WRITTEN TASK =
Output the data below in full, character for character.

□ □ □ □ □

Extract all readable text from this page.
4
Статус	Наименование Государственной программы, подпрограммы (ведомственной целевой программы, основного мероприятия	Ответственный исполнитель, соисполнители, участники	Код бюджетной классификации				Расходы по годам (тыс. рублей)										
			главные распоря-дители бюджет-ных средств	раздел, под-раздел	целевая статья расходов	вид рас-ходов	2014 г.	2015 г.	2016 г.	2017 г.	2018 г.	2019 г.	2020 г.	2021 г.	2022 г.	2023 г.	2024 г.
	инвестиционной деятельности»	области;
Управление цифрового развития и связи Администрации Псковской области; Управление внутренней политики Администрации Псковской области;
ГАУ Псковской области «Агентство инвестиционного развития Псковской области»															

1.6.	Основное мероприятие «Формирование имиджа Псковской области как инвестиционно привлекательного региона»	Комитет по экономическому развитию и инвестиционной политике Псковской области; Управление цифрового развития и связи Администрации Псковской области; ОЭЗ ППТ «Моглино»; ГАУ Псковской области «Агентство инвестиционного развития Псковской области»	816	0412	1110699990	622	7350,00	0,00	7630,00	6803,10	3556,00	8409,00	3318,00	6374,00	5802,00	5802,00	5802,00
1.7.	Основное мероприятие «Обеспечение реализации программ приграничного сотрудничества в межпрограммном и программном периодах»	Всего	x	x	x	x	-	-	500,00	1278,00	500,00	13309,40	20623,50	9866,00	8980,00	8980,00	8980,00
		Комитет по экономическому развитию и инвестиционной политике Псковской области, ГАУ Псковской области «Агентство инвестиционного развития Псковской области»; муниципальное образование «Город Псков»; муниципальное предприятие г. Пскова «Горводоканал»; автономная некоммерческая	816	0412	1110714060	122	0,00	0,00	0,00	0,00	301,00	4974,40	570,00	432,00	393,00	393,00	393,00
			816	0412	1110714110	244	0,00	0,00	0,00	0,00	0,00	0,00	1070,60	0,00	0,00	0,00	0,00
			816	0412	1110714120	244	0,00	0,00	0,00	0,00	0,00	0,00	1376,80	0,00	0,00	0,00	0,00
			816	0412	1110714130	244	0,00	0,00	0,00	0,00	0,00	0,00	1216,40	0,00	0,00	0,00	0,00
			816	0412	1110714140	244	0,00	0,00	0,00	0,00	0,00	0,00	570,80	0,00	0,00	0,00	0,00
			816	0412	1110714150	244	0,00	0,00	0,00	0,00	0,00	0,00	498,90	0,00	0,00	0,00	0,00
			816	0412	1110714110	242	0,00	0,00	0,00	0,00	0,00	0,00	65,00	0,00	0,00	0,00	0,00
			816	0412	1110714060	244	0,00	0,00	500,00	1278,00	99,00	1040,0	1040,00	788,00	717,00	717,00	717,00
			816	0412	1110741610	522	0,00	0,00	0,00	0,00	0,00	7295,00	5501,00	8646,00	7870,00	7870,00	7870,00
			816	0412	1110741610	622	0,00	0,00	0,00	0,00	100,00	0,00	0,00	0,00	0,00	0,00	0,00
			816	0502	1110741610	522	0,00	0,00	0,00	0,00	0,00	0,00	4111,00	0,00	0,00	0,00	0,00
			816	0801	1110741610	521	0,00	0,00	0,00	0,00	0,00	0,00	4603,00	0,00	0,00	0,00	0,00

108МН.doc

□ □ □ □ □

THE REPLY =
Extract all readable text from this page.
4
Статус	Наименование Государственной программы, подпрограммы (ведомственной целевой программы, основного мероприятия	Ответственный исполнитель, соисполнители, участники	Код бюджетной классификации				Расходы по годам (тыс. рублей)										
			главные распоря-дители бюджет-ных средств	раздел, под-раздел	целевая статья расходов	вид рас-ходов	2014 г.	2015 г.	2016 г.	2017 г.	2018 г.	2019 г.	2020 г.	2021 г.	2022 г.	2023 г.	2024 г.
	инвестиционной деятельности»	области;
Управление цифрового развития и связи Администрации Псковской области; Управление внутренней политики Администрации Псковской области;
ГАУ Псковской области «Агентство инвестиционного развития Псковской области»															

1.6.	Основное мероприятие «Формирование имиджа Псковской области как инвестиционно привлекательного региона»	Комитет по экономическому развитию и инвестиционной политике Псковской области; Управление цифрового развития и связи Администрации Псковской области; ОЭЗ ППТ «Моглино»; ГАУ Псковской области «Агентство инвестиционного развития Псковской области»	816	0412	1110699990	622	7350,00	0,00	7630,00	6803,10	3556,00	8409,00	3318,00	6374,00	5802,00	5802,00	5802,00
1.7.	Основное мероприятие «Обеспечение реализации программ приграничного сотрудничества в межпрограммном и программном периодах»	Всего	x	x	x	x	-	-	500,00	1278,00	500,00	13309,40	20623,50	9866,00	8980,00	8980,00	8980,00
		Комитет по экономическому развитию и инвестиционной политике Псковской области, ГАУ Псковской области «Агентство инвестиционного развития Псковской области»; муниципальное образование «Город Псков»; муниципальное предприятие г. Пскова «Горводоканал»; автономная некоммерческая	816	0412	1110714060	122	0,00	0,00	0,00	0,00	301,00	4974,40	570,00	432,00	393,00	393,00	393,00
			816	0412	1110714110	244	0,00	0,00	0,00	0,00	0,00	0,00	1070,60	0,00	0,00	0,00	0,00
			816	0412	1110714120	244	0,00	0,00	0,00	0,00	0,00	0,00	1376,80	0,00	0,00	0,00	0,00
			816	0412	1110714130	244	0,00	0,00	0,00	0,00	0,00	0,00	1216,40	0,00	0,00	0,00	0,00
			816	0412	1110714140	244	0,00	0,00	0,00	0,00	0,00	0,00	570,80	0,00	0,00	0,00	0,00
			816	0412	1110714150	244	0,00	0,00	0,00	0,00	0,00	0,00	498,90	0,00	0,00	0,00	0,00
			816	0412	1110714110	242	0,00	0,00	0,00	0,00	0,00	0,00	65,00	0,00	0,00	0,00	0,00
			816	0412	1110714060	244	0,00	0,00	500,00	1278,00	99,00	1040,0	1040,00	788,00	717,00	717,00	717,00
			816	0412	1110741610	522	0,00	0,00	0,00	0,00	0,00	7295,00	5501,00	8646,00	7870,00	7870,00	7870,00
			816	0412	1110741610	622	0,00	0,00	0,00	0,00	100,00	0,00	0,00	0,00	0,00	0,00	0,00
			816	0502	1110741610	522	0,00	0,00	0,00	0,00	0,00	0,00	4111,00	0,00	0,00	0,00	0,00
			816	0801	1110741610	521	0,00	0,00	0,00	0,00	0,00	0,00	4603,00	0,00	0,00	0,00	0,00

108МН.doc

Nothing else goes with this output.